● SHORT EXERCISE
Quote all of the data that follows exactly as written, skipping the images.

A block of data:
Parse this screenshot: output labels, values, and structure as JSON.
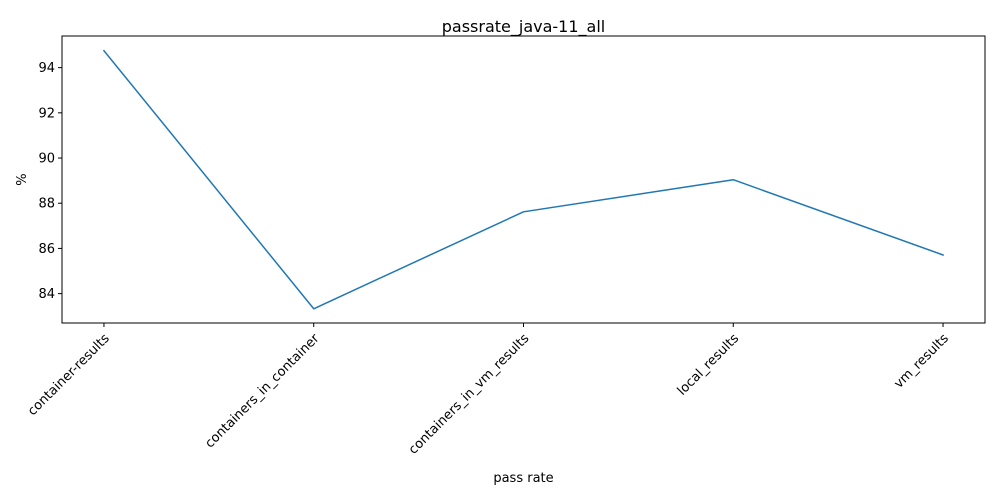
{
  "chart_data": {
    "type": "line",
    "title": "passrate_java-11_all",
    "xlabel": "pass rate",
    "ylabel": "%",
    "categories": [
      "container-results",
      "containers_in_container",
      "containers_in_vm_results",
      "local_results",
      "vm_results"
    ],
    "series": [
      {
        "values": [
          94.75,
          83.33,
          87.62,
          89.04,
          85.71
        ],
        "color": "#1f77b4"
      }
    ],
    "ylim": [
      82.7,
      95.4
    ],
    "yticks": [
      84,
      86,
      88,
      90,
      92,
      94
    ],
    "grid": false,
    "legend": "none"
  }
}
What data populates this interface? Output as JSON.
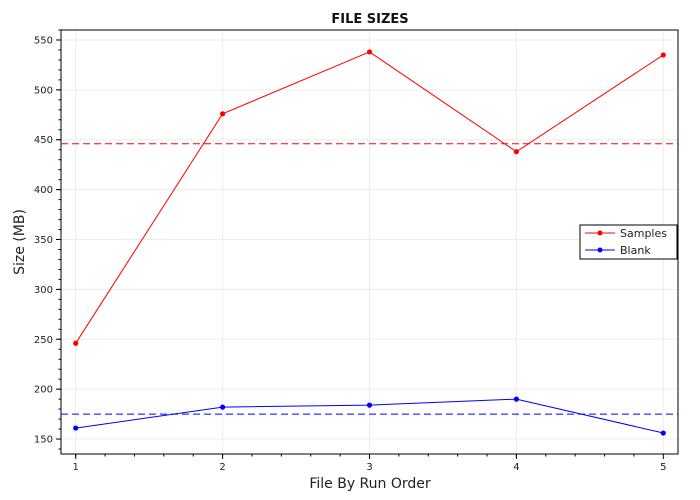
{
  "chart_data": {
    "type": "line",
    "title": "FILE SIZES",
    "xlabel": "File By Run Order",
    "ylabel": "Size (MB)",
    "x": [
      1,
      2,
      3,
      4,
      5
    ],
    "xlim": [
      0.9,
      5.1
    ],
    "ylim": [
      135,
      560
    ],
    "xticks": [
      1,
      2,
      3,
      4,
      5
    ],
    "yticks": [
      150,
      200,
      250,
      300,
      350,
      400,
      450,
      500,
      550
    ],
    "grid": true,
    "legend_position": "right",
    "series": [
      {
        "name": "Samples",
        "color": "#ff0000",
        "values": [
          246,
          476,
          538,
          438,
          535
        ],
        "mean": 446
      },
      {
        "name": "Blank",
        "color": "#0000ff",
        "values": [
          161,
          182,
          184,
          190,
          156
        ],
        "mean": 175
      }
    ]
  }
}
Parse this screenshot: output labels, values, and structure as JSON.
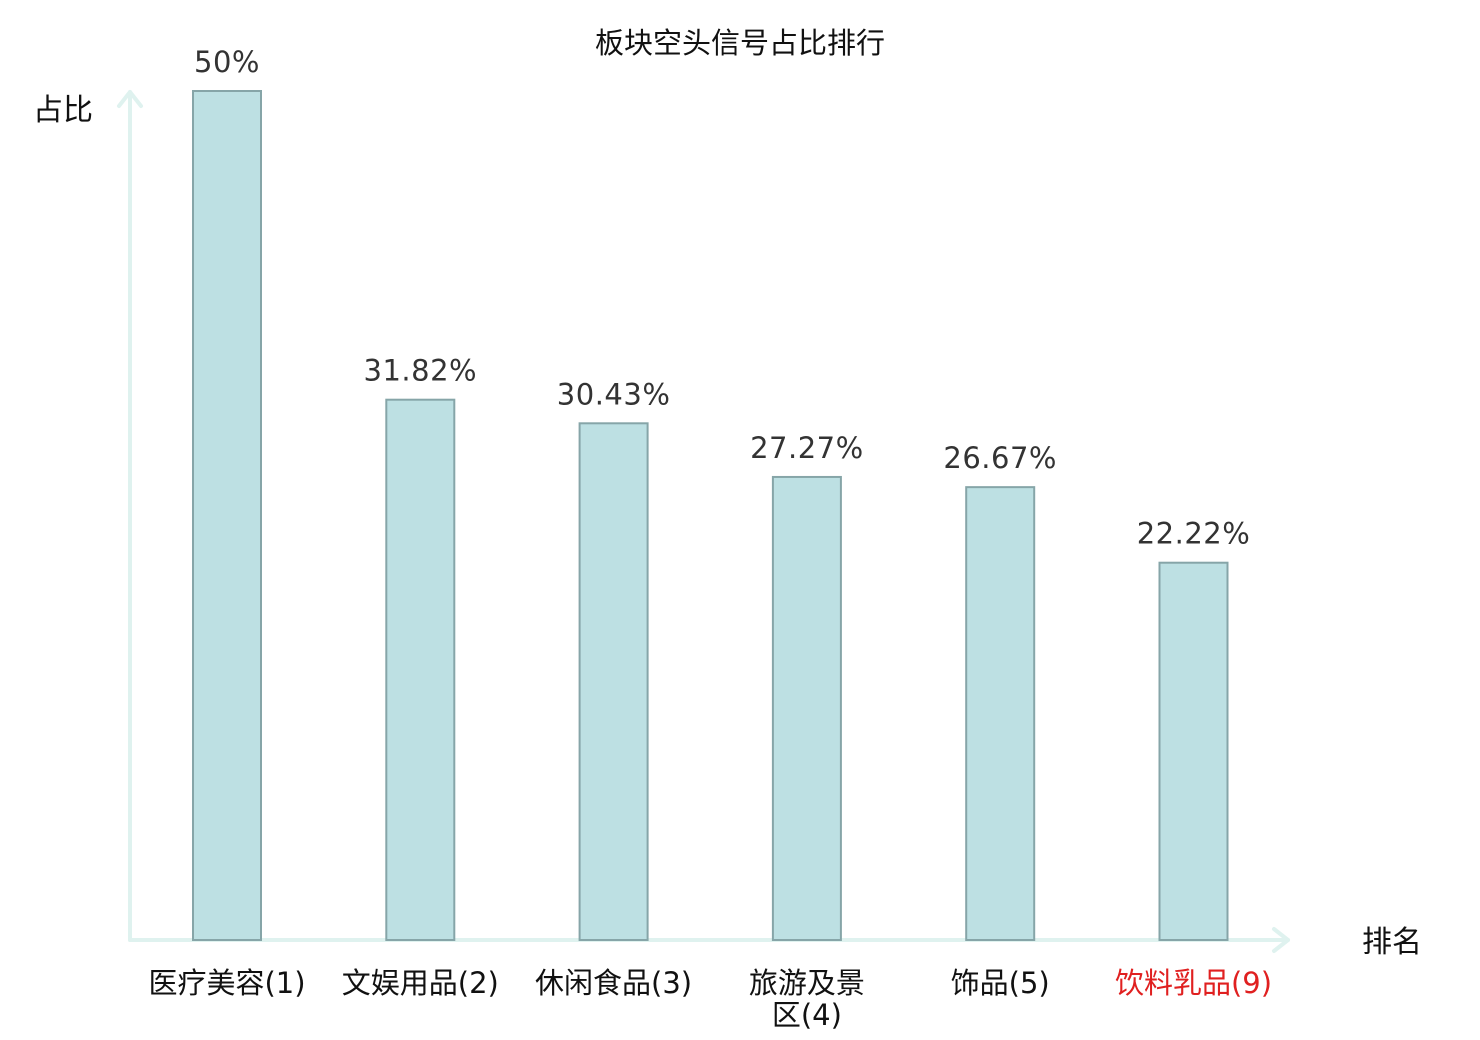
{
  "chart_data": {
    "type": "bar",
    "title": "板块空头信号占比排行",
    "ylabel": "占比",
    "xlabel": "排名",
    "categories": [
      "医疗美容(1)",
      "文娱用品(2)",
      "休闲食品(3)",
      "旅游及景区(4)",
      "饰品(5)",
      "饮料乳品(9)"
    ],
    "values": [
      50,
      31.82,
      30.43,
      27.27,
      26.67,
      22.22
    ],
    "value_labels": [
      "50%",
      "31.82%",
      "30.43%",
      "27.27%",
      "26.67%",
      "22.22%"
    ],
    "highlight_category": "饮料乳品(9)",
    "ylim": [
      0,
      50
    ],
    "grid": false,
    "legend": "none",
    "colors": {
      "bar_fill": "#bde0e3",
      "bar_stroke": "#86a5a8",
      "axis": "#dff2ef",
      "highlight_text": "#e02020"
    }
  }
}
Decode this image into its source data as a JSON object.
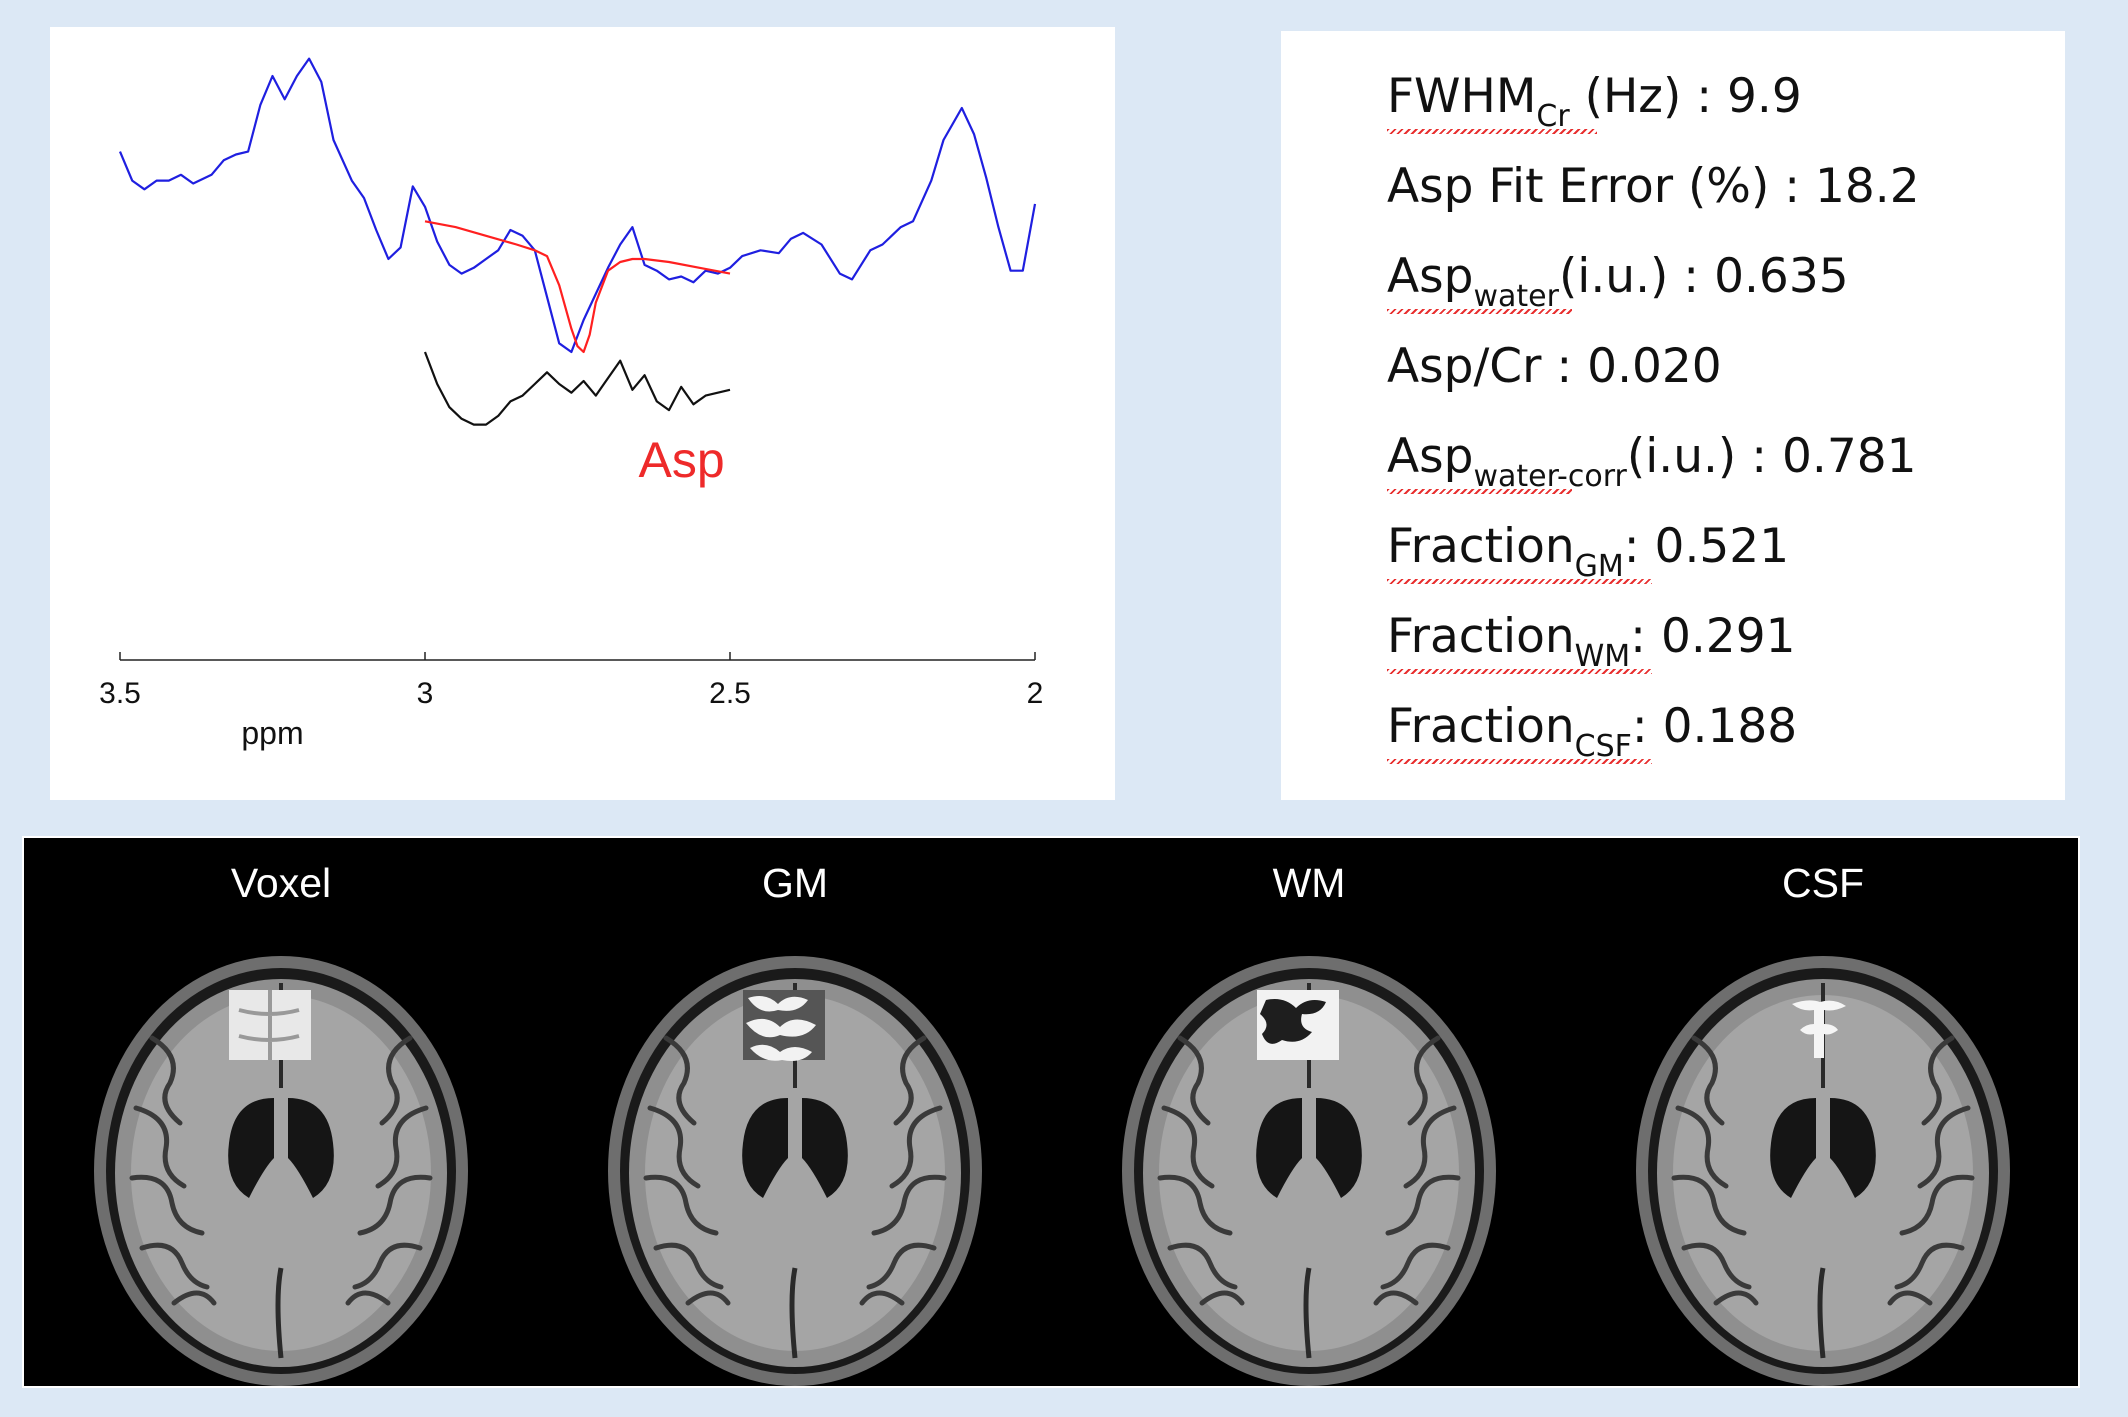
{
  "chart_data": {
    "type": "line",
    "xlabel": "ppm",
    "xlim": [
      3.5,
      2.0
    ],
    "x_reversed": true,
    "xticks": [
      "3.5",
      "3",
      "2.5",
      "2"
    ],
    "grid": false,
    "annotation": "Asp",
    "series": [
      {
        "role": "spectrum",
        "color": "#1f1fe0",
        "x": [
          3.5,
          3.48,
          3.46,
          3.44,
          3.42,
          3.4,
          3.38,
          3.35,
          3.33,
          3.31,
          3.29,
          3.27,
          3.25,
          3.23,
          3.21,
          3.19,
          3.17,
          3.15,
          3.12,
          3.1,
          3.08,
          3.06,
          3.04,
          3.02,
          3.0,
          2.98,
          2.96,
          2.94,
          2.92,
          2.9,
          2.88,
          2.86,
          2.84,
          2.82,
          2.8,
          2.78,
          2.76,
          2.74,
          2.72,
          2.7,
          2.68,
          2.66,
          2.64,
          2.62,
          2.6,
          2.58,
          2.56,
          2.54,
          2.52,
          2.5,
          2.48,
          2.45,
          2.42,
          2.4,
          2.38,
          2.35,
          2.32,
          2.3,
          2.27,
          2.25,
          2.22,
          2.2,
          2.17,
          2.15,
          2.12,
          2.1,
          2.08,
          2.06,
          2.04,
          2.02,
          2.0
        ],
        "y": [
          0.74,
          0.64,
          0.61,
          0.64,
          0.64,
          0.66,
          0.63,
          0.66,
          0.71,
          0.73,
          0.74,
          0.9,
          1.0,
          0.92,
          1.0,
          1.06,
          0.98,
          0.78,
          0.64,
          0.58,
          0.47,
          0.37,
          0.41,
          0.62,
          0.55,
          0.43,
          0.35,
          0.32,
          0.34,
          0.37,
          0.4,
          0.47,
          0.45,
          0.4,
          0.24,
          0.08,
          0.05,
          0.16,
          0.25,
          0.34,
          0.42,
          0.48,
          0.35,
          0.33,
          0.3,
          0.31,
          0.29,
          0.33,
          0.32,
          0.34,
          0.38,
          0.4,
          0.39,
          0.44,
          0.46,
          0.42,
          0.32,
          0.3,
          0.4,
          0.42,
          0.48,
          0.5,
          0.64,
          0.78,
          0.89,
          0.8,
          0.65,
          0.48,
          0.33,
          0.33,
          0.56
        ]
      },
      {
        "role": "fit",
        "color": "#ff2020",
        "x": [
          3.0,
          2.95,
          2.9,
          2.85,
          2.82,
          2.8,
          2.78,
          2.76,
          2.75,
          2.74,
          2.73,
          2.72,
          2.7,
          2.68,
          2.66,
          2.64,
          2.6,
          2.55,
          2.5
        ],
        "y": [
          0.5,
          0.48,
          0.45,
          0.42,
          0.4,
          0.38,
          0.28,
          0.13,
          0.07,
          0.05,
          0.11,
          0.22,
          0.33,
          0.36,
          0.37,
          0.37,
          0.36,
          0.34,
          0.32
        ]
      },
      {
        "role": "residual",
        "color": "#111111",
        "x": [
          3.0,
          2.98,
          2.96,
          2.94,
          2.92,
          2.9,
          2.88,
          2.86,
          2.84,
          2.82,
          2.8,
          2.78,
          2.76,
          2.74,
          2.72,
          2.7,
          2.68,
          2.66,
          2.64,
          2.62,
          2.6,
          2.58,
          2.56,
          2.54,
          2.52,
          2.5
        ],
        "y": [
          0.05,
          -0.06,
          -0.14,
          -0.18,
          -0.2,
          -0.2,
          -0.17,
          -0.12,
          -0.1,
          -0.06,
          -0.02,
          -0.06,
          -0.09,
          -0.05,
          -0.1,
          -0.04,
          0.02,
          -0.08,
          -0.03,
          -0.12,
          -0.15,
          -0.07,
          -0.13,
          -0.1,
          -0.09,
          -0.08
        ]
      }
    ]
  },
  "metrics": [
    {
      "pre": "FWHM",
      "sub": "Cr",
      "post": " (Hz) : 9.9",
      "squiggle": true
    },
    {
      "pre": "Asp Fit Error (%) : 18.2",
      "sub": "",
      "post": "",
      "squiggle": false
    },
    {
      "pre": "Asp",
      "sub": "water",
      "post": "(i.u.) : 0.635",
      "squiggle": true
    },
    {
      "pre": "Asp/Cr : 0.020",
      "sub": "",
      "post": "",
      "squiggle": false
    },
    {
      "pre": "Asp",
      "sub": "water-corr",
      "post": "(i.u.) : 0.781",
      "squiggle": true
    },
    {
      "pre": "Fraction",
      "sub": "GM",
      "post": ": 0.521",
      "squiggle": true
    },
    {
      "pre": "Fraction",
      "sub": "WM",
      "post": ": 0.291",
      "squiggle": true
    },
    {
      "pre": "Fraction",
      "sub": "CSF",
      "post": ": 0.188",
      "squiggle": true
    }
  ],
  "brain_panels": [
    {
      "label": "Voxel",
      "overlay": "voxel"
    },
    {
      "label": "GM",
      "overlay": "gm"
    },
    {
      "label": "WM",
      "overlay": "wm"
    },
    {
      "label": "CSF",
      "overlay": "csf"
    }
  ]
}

● EXERCISE ANSWER
Parse this screenshot: output labels, values, and structure as JSON.
{
  "chart_data": {
    "type": "line",
    "title": "passrate_java-11_all",
    "xlabel": "pass rate",
    "ylabel": "%",
    "categories": [
      "container-results",
      "containers_in_container",
      "containers_in_vm_results",
      "local_results",
      "vm_results"
    ],
    "series": [
      {
        "values": [
          94.75,
          83.33,
          87.62,
          89.04,
          85.71
        ],
        "color": "#1f77b4"
      }
    ],
    "ylim": [
      82.7,
      95.4
    ],
    "yticks": [
      84,
      86,
      88,
      90,
      92,
      94
    ],
    "grid": false,
    "legend": "none"
  }
}
What data populates this interface? Output as JSON.
{
  "chart_data": {
    "type": "line",
    "title": "FILE SIZES",
    "xlabel": "File By Run Order",
    "ylabel": "Size (MB)",
    "x": [
      1,
      2,
      3,
      4,
      5
    ],
    "xlim": [
      0.9,
      5.1
    ],
    "ylim": [
      135,
      560
    ],
    "xticks": [
      1,
      2,
      3,
      4,
      5
    ],
    "yticks": [
      150,
      200,
      250,
      300,
      350,
      400,
      450,
      500,
      550
    ],
    "grid": true,
    "legend_position": "right",
    "series": [
      {
        "name": "Samples",
        "color": "#ff0000",
        "values": [
          246,
          476,
          538,
          438,
          535
        ],
        "mean": 446
      },
      {
        "name": "Blank",
        "color": "#0000ff",
        "values": [
          161,
          182,
          184,
          190,
          156
        ],
        "mean": 175
      }
    ]
  }
}
Parse this screenshot: output labels, values, and structure as JSON.
{
  "chart_data": {
    "type": "bar",
    "title": "板块空头信号占比排行",
    "ylabel": "占比",
    "xlabel": "排名",
    "categories": [
      "医疗美容(1)",
      "文娱用品(2)",
      "休闲食品(3)",
      "旅游及景区(4)",
      "饰品(5)",
      "饮料乳品(9)"
    ],
    "values": [
      50,
      31.82,
      30.43,
      27.27,
      26.67,
      22.22
    ],
    "value_labels": [
      "50%",
      "31.82%",
      "30.43%",
      "27.27%",
      "26.67%",
      "22.22%"
    ],
    "highlight_category": "饮料乳品(9)",
    "ylim": [
      0,
      50
    ],
    "grid": false,
    "legend": "none",
    "colors": {
      "bar_fill": "#bde0e3",
      "bar_stroke": "#86a5a8",
      "axis": "#dff2ef",
      "highlight_text": "#e02020"
    }
  }
}
Decode this image into its source data as a JSON object.
{
  "chart_data": {
    "type": "line",
    "xlabel": "ppm",
    "xlim": [
      3.5,
      2.0
    ],
    "x_reversed": true,
    "xticks": [
      "3.5",
      "3",
      "2.5",
      "2"
    ],
    "grid": false,
    "annotation": "Asp",
    "series": [
      {
        "role": "spectrum",
        "color": "#1f1fe0",
        "x": [
          3.5,
          3.48,
          3.46,
          3.44,
          3.42,
          3.4,
          3.38,
          3.35,
          3.33,
          3.31,
          3.29,
          3.27,
          3.25,
          3.23,
          3.21,
          3.19,
          3.17,
          3.15,
          3.12,
          3.1,
          3.08,
          3.06,
          3.04,
          3.02,
          3.0,
          2.98,
          2.96,
          2.94,
          2.92,
          2.9,
          2.88,
          2.86,
          2.84,
          2.82,
          2.8,
          2.78,
          2.76,
          2.74,
          2.72,
          2.7,
          2.68,
          2.66,
          2.64,
          2.62,
          2.6,
          2.58,
          2.56,
          2.54,
          2.52,
          2.5,
          2.48,
          2.45,
          2.42,
          2.4,
          2.38,
          2.35,
          2.32,
          2.3,
          2.27,
          2.25,
          2.22,
          2.2,
          2.17,
          2.15,
          2.12,
          2.1,
          2.08,
          2.06,
          2.04,
          2.02,
          2.0
        ],
        "y": [
          0.74,
          0.64,
          0.61,
          0.64,
          0.64,
          0.66,
          0.63,
          0.66,
          0.71,
          0.73,
          0.74,
          0.9,
          1.0,
          0.92,
          1.0,
          1.06,
          0.98,
          0.78,
          0.64,
          0.58,
          0.47,
          0.37,
          0.41,
          0.62,
          0.55,
          0.43,
          0.35,
          0.32,
          0.34,
          0.37,
          0.4,
          0.47,
          0.45,
          0.4,
          0.24,
          0.08,
          0.05,
          0.16,
          0.25,
          0.34,
          0.42,
          0.48,
          0.35,
          0.33,
          0.3,
          0.31,
          0.29,
          0.33,
          0.32,
          0.34,
          0.38,
          0.4,
          0.39,
          0.44,
          0.46,
          0.42,
          0.32,
          0.3,
          0.4,
          0.42,
          0.48,
          0.5,
          0.64,
          0.78,
          0.89,
          0.8,
          0.65,
          0.48,
          0.33,
          0.33,
          0.56
        ]
      },
      {
        "role": "fit",
        "color": "#ff2020",
        "x": [
          3.0,
          2.95,
          2.9,
          2.85,
          2.82,
          2.8,
          2.78,
          2.76,
          2.75,
          2.74,
          2.73,
          2.72,
          2.7,
          2.68,
          2.66,
          2.64,
          2.6,
          2.55,
          2.5
        ],
        "y": [
          0.5,
          0.48,
          0.45,
          0.42,
          0.4,
          0.38,
          0.28,
          0.13,
          0.07,
          0.05,
          0.11,
          0.22,
          0.33,
          0.36,
          0.37,
          0.37,
          0.36,
          0.34,
          0.32
        ]
      },
      {
        "role": "residual",
        "color": "#111111",
        "x": [
          3.0,
          2.98,
          2.96,
          2.94,
          2.92,
          2.9,
          2.88,
          2.86,
          2.84,
          2.82,
          2.8,
          2.78,
          2.76,
          2.74,
          2.72,
          2.7,
          2.68,
          2.66,
          2.64,
          2.62,
          2.6,
          2.58,
          2.56,
          2.54,
          2.52,
          2.5
        ],
        "y": [
          0.05,
          -0.06,
          -0.14,
          -0.18,
          -0.2,
          -0.2,
          -0.17,
          -0.12,
          -0.1,
          -0.06,
          -0.02,
          -0.06,
          -0.09,
          -0.05,
          -0.1,
          -0.04,
          0.02,
          -0.08,
          -0.03,
          -0.12,
          -0.15,
          -0.07,
          -0.13,
          -0.1,
          -0.09,
          -0.08
        ]
      }
    ]
  },
  "metrics": [
    {
      "pre": "FWHM",
      "sub": "Cr",
      "post": " (Hz) : 9.9",
      "squiggle": true
    },
    {
      "pre": "Asp Fit Error (%) : 18.2",
      "sub": "",
      "post": "",
      "squiggle": false
    },
    {
      "pre": "Asp",
      "sub": "water",
      "post": "(i.u.) : 0.635",
      "squiggle": true
    },
    {
      "pre": "Asp/Cr : 0.020",
      "sub": "",
      "post": "",
      "squiggle": false
    },
    {
      "pre": "Asp",
      "sub": "water-corr",
      "post": "(i.u.) : 0.781",
      "squiggle": true
    },
    {
      "pre": "Fraction",
      "sub": "GM",
      "post": ": 0.521",
      "squiggle": true
    },
    {
      "pre": "Fraction",
      "sub": "WM",
      "post": ": 0.291",
      "squiggle": true
    },
    {
      "pre": "Fraction",
      "sub": "CSF",
      "post": ": 0.188",
      "squiggle": true
    }
  ],
  "brain_panels": [
    {
      "label": "Voxel",
      "overlay": "voxel"
    },
    {
      "label": "GM",
      "overlay": "gm"
    },
    {
      "label": "WM",
      "overlay": "wm"
    },
    {
      "label": "CSF",
      "overlay": "csf"
    }
  ]
}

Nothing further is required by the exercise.